● Items:
# # # # # # #
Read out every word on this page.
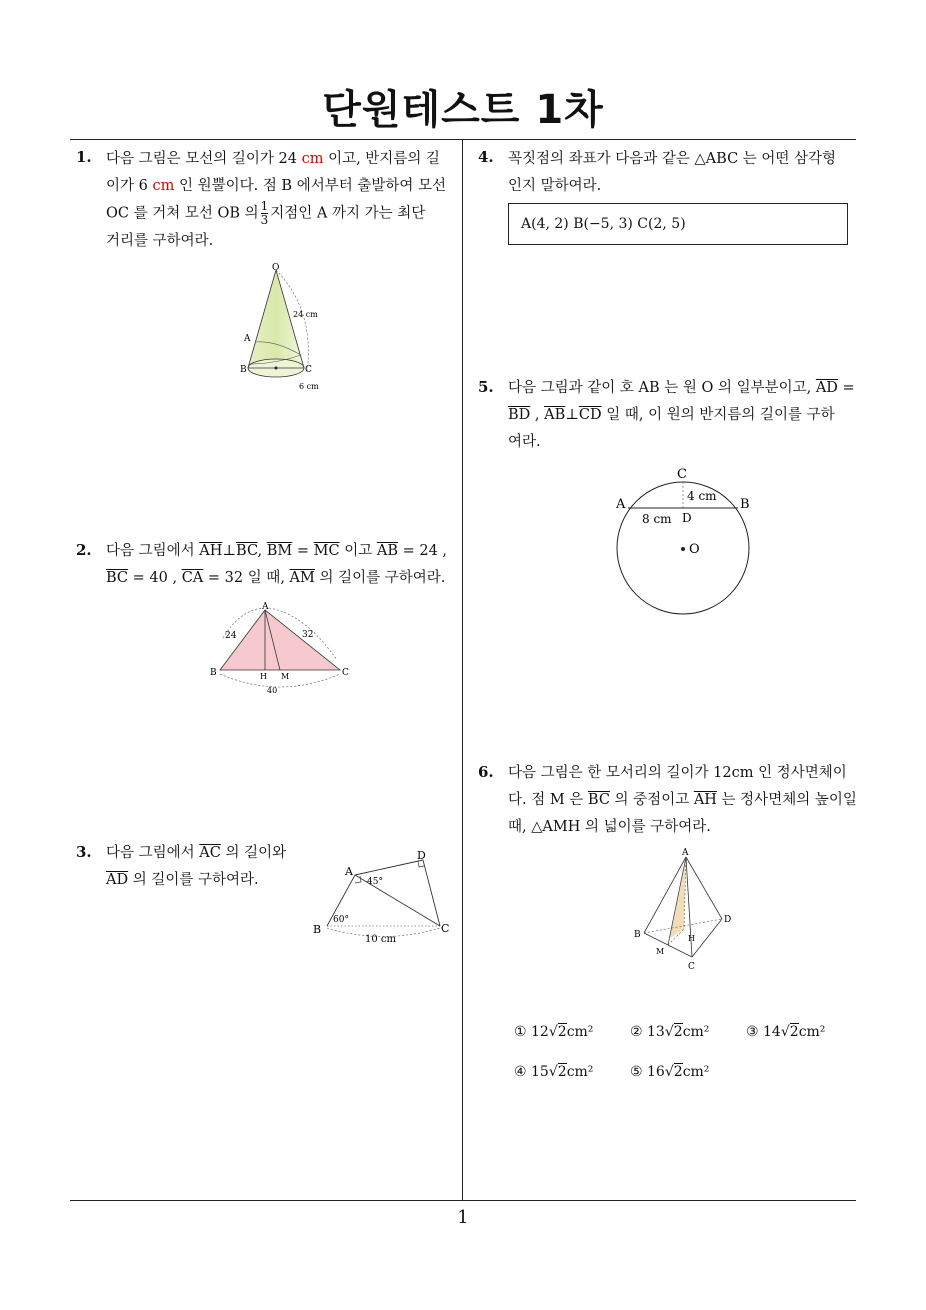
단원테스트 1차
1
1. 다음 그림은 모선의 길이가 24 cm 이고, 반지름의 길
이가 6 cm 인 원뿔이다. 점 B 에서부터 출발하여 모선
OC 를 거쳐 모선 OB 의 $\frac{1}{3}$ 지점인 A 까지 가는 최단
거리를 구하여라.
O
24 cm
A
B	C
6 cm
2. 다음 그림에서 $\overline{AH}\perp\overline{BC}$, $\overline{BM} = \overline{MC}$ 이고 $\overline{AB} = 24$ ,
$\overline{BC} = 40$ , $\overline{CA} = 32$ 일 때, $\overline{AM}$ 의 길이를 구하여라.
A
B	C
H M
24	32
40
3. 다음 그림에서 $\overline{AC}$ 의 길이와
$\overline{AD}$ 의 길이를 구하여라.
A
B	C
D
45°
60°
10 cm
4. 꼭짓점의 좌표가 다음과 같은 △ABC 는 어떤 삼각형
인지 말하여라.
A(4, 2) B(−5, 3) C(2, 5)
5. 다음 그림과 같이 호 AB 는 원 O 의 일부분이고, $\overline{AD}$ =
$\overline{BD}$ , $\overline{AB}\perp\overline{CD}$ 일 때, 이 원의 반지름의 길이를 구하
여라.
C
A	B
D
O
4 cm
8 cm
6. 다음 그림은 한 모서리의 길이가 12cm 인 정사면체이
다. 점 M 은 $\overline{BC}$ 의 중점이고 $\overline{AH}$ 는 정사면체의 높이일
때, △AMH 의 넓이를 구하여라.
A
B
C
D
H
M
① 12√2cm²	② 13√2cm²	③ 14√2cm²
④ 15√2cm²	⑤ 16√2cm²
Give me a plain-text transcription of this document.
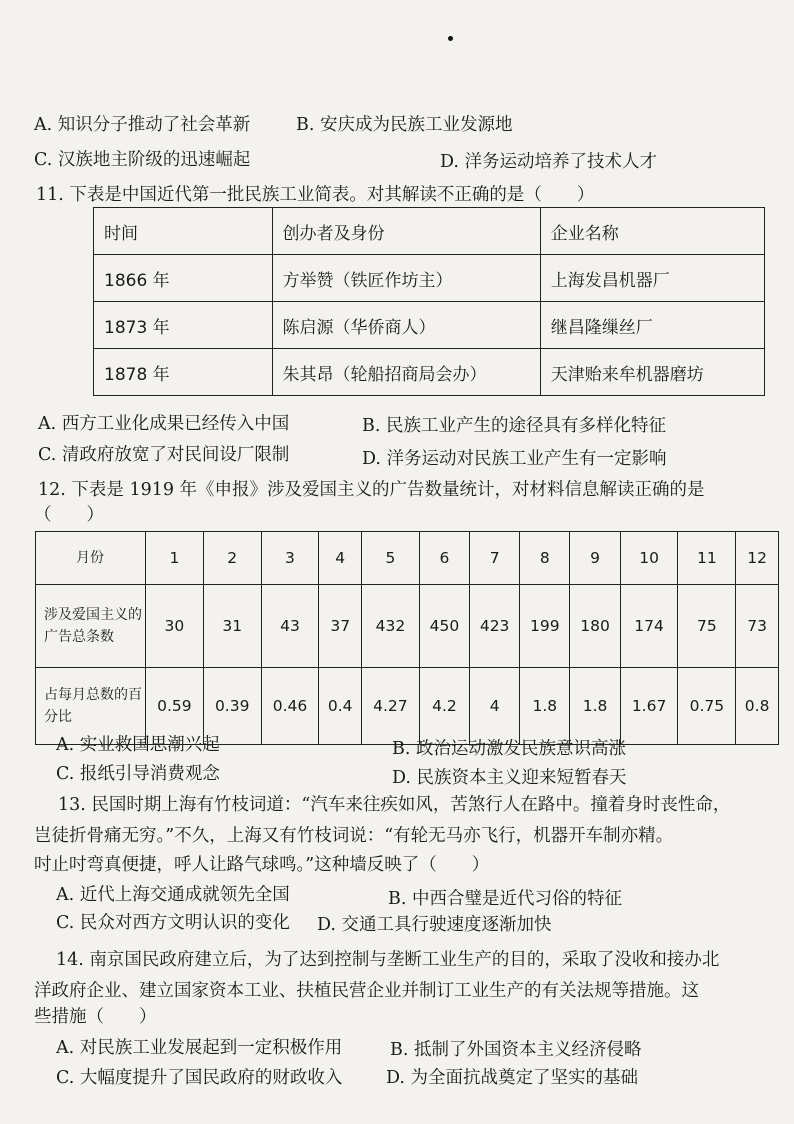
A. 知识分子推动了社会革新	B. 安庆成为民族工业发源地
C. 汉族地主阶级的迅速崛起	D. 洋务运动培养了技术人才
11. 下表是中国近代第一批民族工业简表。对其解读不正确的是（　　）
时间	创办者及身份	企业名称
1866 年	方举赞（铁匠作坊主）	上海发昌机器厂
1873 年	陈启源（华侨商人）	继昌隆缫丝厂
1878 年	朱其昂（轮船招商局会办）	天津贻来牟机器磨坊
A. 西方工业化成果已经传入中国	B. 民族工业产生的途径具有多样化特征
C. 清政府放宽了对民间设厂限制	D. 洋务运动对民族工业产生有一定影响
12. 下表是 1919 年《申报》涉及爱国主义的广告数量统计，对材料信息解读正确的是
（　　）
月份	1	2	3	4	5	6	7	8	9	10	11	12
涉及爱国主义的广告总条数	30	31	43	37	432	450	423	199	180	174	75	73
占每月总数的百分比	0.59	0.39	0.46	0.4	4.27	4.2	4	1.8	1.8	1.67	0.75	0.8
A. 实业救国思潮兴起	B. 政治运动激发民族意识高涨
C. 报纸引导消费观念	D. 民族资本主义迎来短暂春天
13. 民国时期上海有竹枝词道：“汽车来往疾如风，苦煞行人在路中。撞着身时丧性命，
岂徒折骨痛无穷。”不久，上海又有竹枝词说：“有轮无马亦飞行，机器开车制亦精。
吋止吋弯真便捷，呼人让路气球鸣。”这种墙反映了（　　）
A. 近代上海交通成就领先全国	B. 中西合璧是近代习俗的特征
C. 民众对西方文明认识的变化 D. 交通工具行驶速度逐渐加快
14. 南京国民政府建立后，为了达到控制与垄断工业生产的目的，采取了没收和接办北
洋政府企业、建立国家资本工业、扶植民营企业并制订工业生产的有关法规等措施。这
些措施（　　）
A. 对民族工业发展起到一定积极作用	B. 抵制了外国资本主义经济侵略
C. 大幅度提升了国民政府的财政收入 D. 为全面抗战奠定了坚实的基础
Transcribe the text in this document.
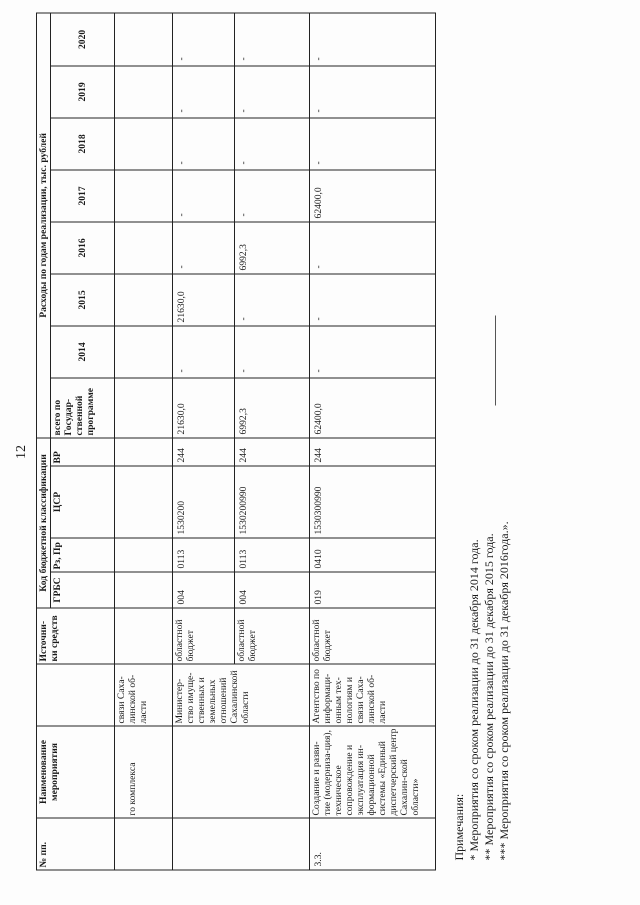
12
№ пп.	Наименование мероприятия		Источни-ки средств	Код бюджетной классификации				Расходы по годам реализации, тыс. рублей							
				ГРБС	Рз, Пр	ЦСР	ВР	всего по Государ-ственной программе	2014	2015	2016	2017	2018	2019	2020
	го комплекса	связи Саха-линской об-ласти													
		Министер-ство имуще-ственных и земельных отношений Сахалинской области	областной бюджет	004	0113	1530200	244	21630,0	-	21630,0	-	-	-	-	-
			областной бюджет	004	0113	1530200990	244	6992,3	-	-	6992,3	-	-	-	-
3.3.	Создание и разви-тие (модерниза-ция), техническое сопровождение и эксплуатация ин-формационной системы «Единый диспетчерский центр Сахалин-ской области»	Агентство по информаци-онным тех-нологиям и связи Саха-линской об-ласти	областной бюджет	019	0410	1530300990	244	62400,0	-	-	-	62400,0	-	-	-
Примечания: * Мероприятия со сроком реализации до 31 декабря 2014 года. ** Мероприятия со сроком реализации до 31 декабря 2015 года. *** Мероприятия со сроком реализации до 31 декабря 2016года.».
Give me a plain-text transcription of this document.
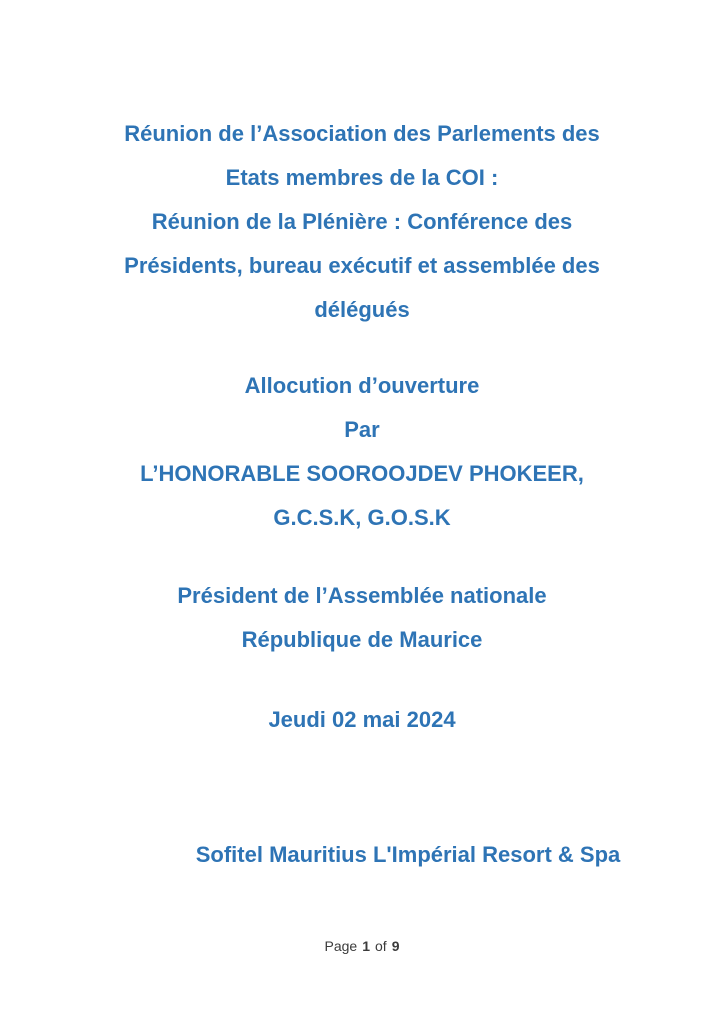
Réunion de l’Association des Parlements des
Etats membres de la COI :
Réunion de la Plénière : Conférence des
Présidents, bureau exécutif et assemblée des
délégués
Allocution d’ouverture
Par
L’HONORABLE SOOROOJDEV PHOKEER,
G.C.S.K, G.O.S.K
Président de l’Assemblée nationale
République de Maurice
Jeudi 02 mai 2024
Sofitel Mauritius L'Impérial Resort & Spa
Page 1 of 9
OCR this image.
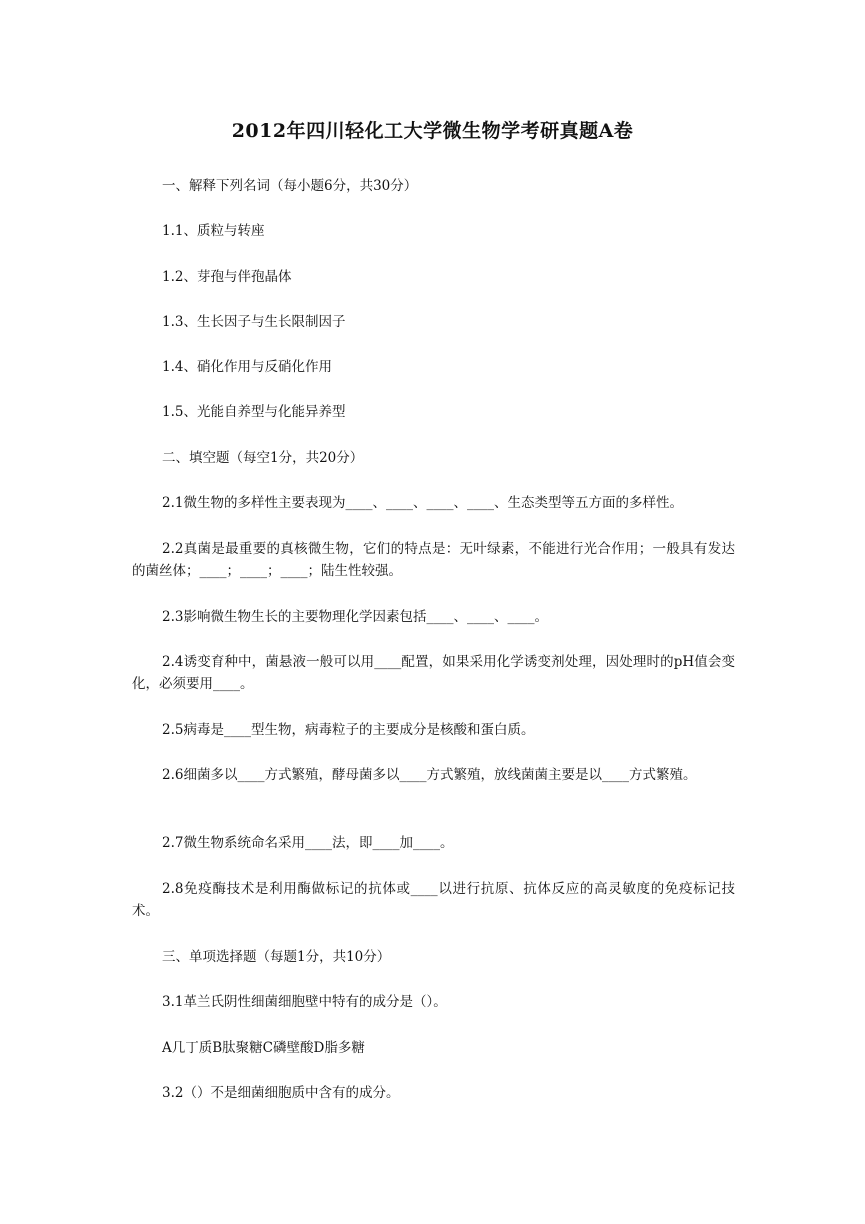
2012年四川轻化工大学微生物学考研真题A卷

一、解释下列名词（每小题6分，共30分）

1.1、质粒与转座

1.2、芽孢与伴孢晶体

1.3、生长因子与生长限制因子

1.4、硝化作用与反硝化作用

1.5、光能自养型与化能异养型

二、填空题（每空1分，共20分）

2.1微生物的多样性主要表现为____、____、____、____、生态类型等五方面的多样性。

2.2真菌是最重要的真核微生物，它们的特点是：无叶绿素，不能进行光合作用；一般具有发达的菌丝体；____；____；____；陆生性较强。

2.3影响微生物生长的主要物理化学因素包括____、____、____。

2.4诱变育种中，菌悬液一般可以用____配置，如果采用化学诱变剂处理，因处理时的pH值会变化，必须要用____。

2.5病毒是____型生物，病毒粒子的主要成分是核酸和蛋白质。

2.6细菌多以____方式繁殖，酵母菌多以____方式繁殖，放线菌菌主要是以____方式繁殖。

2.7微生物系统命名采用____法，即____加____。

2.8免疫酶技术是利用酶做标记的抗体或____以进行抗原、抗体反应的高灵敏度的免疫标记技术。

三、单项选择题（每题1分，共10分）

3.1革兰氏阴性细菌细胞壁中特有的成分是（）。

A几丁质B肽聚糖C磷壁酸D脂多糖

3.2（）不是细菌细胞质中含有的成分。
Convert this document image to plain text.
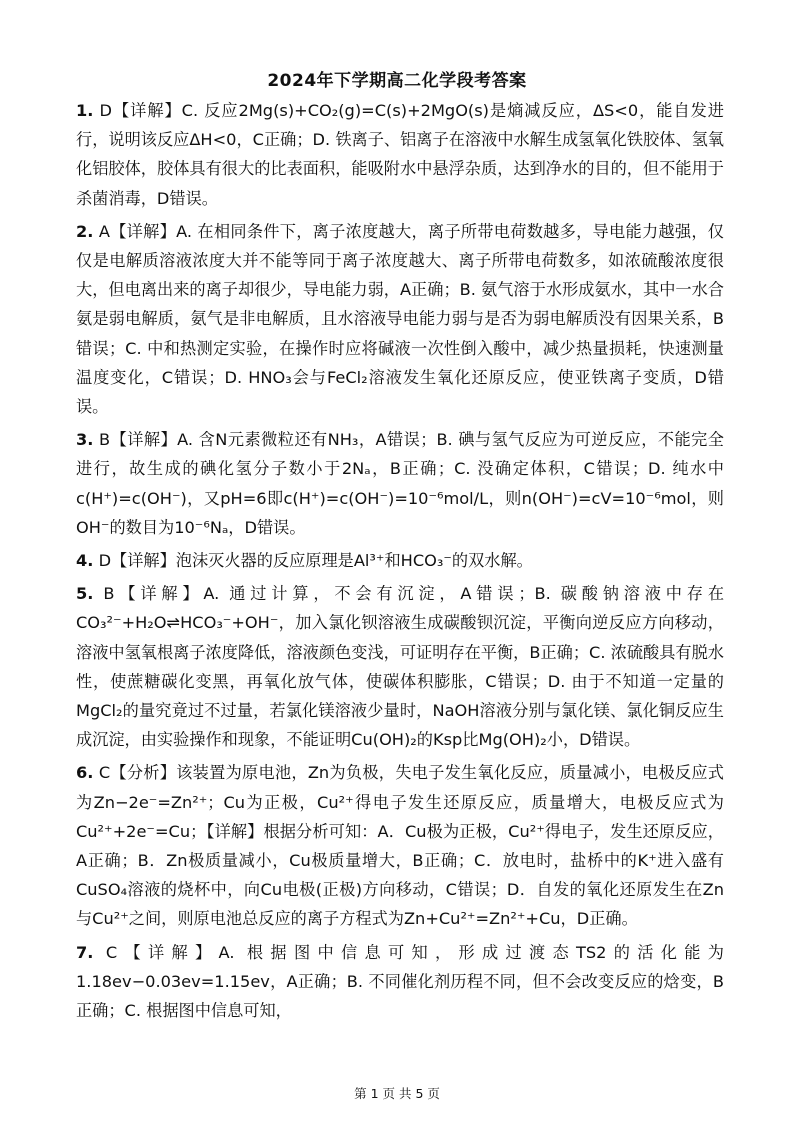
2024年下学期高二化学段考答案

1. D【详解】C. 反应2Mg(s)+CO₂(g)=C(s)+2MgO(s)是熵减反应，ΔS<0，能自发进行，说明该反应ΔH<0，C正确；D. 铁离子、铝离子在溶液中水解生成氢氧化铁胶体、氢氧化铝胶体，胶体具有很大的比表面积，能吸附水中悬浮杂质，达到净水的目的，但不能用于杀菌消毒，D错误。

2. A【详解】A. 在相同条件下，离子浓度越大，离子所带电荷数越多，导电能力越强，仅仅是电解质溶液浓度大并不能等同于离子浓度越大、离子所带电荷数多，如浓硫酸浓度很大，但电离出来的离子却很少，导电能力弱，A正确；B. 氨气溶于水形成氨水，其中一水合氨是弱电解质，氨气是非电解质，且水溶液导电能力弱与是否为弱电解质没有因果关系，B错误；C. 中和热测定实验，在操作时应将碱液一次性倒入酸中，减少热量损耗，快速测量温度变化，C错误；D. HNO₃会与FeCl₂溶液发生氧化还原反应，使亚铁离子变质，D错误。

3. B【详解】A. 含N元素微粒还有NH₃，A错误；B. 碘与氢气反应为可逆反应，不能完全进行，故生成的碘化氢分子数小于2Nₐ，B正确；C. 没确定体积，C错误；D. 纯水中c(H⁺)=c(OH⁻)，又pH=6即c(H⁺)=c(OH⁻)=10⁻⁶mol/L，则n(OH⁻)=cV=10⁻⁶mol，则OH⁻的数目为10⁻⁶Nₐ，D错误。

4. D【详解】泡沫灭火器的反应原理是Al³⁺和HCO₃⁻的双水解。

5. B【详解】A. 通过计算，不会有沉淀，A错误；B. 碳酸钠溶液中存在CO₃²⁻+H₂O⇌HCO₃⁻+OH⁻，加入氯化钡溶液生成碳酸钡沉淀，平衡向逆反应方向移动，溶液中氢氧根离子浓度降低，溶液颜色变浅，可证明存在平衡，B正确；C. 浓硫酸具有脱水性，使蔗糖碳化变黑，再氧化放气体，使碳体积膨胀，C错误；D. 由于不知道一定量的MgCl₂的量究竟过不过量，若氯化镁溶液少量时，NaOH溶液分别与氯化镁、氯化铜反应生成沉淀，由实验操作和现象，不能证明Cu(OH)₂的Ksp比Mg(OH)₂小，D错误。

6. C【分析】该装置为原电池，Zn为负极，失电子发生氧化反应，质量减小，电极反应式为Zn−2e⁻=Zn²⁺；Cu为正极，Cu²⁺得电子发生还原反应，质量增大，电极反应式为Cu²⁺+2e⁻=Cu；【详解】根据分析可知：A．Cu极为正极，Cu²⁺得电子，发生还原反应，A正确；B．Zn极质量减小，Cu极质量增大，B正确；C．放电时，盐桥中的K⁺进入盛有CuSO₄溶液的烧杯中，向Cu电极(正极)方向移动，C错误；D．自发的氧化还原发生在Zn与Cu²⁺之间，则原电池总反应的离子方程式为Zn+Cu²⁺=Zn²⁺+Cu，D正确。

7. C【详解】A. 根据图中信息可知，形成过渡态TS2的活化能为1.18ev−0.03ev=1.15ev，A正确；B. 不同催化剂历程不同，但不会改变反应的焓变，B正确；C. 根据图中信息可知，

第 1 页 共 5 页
# # # # # # #
● Aim:
Report how many lines of the records above contain the word "реализации", giving only the number.

● Complete output:
2